Figure contents as structured data:
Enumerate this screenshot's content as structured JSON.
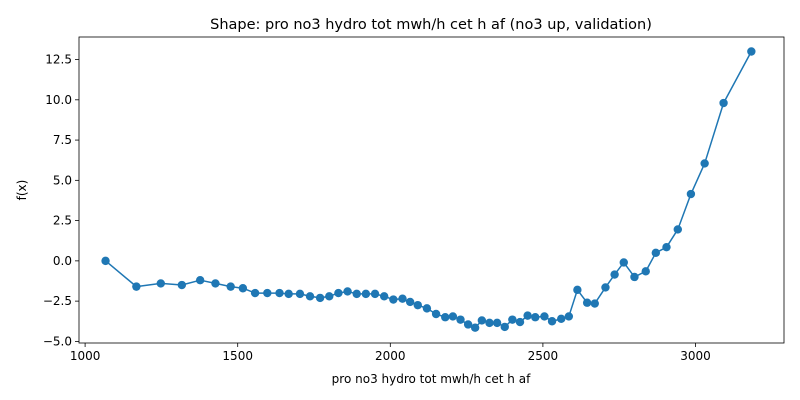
{
  "chart_data": {
    "type": "line",
    "title": "Shape: pro no3 hydro tot mwh/h cet h af (no3 up, validation)",
    "xlabel": "pro no3 hydro tot mwh/h cet h af",
    "ylabel": "f(x)",
    "xlim": [
      980,
      3290
    ],
    "ylim": [
      -5.1,
      13.9
    ],
    "xticks": [
      1000,
      1500,
      2000,
      2500,
      3000
    ],
    "yticks": [
      -5.0,
      -2.5,
      0.0,
      2.5,
      5.0,
      7.5,
      10.0,
      12.5
    ],
    "ytick_labels": [
      "−5.0",
      "−2.5",
      "0.0",
      "2.5",
      "5.0",
      "7.5",
      "10.0",
      "12.5"
    ],
    "grid": false,
    "legend": "none",
    "marker": "circle",
    "color": "#1f77b4",
    "series": [
      {
        "x": [
          1067,
          1168,
          1248,
          1317,
          1377,
          1427,
          1477,
          1517,
          1557,
          1597,
          1637,
          1667,
          1704,
          1737,
          1770,
          1800,
          1830,
          1860,
          1890,
          1920,
          1950,
          1980,
          2010,
          2040,
          2065,
          2090,
          2120,
          2150,
          2180,
          2205,
          2230,
          2255,
          2278,
          2300,
          2325,
          2350,
          2375,
          2400,
          2425,
          2450,
          2475,
          2505,
          2530,
          2560,
          2585,
          2613,
          2645,
          2670,
          2705,
          2735,
          2765,
          2800,
          2837,
          2870,
          2905,
          2942,
          2985,
          3030,
          3092,
          3183
        ],
        "y": [
          0.0,
          -1.6,
          -1.4,
          -1.5,
          -1.2,
          -1.4,
          -1.6,
          -1.7,
          -2.0,
          -2.0,
          -2.0,
          -2.05,
          -2.05,
          -2.2,
          -2.3,
          -2.2,
          -2.0,
          -1.9,
          -2.05,
          -2.05,
          -2.05,
          -2.2,
          -2.4,
          -2.35,
          -2.55,
          -2.75,
          -2.95,
          -3.3,
          -3.5,
          -3.45,
          -3.65,
          -3.95,
          -4.15,
          -3.7,
          -3.85,
          -3.85,
          -4.1,
          -3.65,
          -3.8,
          -3.4,
          -3.5,
          -3.45,
          -3.75,
          -3.6,
          -3.45,
          -1.8,
          -2.6,
          -2.65,
          -1.65,
          -0.85,
          -0.1,
          -1.0,
          -0.65,
          0.5,
          0.85,
          1.95,
          4.15,
          6.05,
          9.8,
          13.0
        ]
      }
    ]
  }
}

EXERCISE OBJECTIVE:
Set each line of the records down exactly, leaving every picture out.

CORRECT RESPONSE:
Enumerate this screenshot's content as structured JSON.
{
  "chart_data": {
    "type": "line",
    "title": "Shape: pro no3 hydro tot mwh/h cet h af (no3 up, validation)",
    "xlabel": "pro no3 hydro tot mwh/h cet h af",
    "ylabel": "f(x)",
    "xlim": [
      980,
      3290
    ],
    "ylim": [
      -5.1,
      13.9
    ],
    "xticks": [
      1000,
      1500,
      2000,
      2500,
      3000
    ],
    "yticks": [
      -5.0,
      -2.5,
      0.0,
      2.5,
      5.0,
      7.5,
      10.0,
      12.5
    ],
    "ytick_labels": [
      "−5.0",
      "−2.5",
      "0.0",
      "2.5",
      "5.0",
      "7.5",
      "10.0",
      "12.5"
    ],
    "grid": false,
    "legend": "none",
    "marker": "circle",
    "color": "#1f77b4",
    "series": [
      {
        "x": [
          1067,
          1168,
          1248,
          1317,
          1377,
          1427,
          1477,
          1517,
          1557,
          1597,
          1637,
          1667,
          1704,
          1737,
          1770,
          1800,
          1830,
          1860,
          1890,
          1920,
          1950,
          1980,
          2010,
          2040,
          2065,
          2090,
          2120,
          2150,
          2180,
          2205,
          2230,
          2255,
          2278,
          2300,
          2325,
          2350,
          2375,
          2400,
          2425,
          2450,
          2475,
          2505,
          2530,
          2560,
          2585,
          2613,
          2645,
          2670,
          2705,
          2735,
          2765,
          2800,
          2837,
          2870,
          2905,
          2942,
          2985,
          3030,
          3092,
          3183
        ],
        "y": [
          0.0,
          -1.6,
          -1.4,
          -1.5,
          -1.2,
          -1.4,
          -1.6,
          -1.7,
          -2.0,
          -2.0,
          -2.0,
          -2.05,
          -2.05,
          -2.2,
          -2.3,
          -2.2,
          -2.0,
          -1.9,
          -2.05,
          -2.05,
          -2.05,
          -2.2,
          -2.4,
          -2.35,
          -2.55,
          -2.75,
          -2.95,
          -3.3,
          -3.5,
          -3.45,
          -3.65,
          -3.95,
          -4.15,
          -3.7,
          -3.85,
          -3.85,
          -4.1,
          -3.65,
          -3.8,
          -3.4,
          -3.5,
          -3.45,
          -3.75,
          -3.6,
          -3.45,
          -1.8,
          -2.6,
          -2.65,
          -1.65,
          -0.85,
          -0.1,
          -1.0,
          -0.65,
          0.5,
          0.85,
          1.95,
          4.15,
          6.05,
          9.8,
          13.0
        ]
      }
    ]
  }
}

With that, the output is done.